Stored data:
:::::
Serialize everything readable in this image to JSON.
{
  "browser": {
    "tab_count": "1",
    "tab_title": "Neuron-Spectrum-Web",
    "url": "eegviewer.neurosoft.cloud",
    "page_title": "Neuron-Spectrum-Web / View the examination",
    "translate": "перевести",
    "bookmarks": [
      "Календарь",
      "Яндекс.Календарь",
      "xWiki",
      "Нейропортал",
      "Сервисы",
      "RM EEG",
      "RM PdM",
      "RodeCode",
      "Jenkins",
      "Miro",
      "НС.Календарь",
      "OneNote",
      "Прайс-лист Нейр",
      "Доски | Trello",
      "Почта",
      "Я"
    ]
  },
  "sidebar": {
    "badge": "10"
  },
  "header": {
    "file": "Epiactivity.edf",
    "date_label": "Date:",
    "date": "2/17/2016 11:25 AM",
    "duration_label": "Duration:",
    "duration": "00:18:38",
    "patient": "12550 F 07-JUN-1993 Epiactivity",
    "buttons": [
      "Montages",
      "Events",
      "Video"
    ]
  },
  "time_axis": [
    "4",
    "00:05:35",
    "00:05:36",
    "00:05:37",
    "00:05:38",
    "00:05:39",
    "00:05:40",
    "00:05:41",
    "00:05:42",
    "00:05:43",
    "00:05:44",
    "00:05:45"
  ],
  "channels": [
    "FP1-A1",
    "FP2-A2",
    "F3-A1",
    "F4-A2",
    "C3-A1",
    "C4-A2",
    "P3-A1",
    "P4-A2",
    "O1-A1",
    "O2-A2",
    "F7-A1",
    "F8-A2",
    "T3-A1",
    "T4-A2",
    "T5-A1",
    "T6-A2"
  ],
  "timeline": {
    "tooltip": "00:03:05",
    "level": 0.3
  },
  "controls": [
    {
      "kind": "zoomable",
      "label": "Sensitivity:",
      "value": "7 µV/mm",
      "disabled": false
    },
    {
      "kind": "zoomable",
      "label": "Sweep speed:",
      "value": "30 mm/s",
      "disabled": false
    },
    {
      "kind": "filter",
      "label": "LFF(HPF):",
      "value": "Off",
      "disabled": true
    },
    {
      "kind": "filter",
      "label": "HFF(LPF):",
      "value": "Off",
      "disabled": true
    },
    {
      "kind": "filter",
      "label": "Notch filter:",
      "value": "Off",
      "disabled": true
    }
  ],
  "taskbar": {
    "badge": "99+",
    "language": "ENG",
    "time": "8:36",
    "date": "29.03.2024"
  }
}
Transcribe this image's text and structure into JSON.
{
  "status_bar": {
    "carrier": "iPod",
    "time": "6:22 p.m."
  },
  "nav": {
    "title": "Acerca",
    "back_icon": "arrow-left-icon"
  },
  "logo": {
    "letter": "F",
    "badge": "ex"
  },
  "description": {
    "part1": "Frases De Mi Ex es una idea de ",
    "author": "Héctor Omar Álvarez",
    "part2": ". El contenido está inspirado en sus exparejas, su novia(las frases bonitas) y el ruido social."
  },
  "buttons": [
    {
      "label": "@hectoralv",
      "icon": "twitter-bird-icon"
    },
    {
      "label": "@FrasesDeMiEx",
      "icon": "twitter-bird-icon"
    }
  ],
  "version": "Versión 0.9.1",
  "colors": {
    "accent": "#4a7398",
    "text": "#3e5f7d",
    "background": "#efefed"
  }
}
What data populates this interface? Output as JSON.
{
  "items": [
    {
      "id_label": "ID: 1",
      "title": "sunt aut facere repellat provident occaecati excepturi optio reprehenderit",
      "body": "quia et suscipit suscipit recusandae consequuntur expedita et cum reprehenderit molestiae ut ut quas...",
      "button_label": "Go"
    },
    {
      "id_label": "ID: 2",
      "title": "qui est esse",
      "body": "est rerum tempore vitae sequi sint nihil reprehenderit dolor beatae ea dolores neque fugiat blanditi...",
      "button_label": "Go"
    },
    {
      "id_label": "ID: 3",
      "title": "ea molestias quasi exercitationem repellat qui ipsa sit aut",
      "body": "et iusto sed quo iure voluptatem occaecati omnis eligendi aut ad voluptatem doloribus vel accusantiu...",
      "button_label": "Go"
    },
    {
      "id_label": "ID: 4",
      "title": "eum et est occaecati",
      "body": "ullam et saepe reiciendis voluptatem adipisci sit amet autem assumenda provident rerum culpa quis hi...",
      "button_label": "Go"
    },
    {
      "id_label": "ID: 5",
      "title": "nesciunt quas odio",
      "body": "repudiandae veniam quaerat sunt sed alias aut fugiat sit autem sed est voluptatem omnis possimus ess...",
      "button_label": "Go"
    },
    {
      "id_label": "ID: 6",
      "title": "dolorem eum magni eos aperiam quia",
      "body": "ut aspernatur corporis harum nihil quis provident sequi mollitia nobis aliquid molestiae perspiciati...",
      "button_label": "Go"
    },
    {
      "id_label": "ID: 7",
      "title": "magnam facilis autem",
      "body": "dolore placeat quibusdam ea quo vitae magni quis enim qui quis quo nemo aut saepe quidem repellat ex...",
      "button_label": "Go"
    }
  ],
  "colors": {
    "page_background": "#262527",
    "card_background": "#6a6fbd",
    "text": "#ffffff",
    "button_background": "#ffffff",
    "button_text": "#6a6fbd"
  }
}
:::::
In the entries above, find each line with the word "Epiactivity" and show it.

=== Task output ===
    "file": "Epiactivity.edf",
    "patient": "12550 F 07-JUN-1993 Epiactivity",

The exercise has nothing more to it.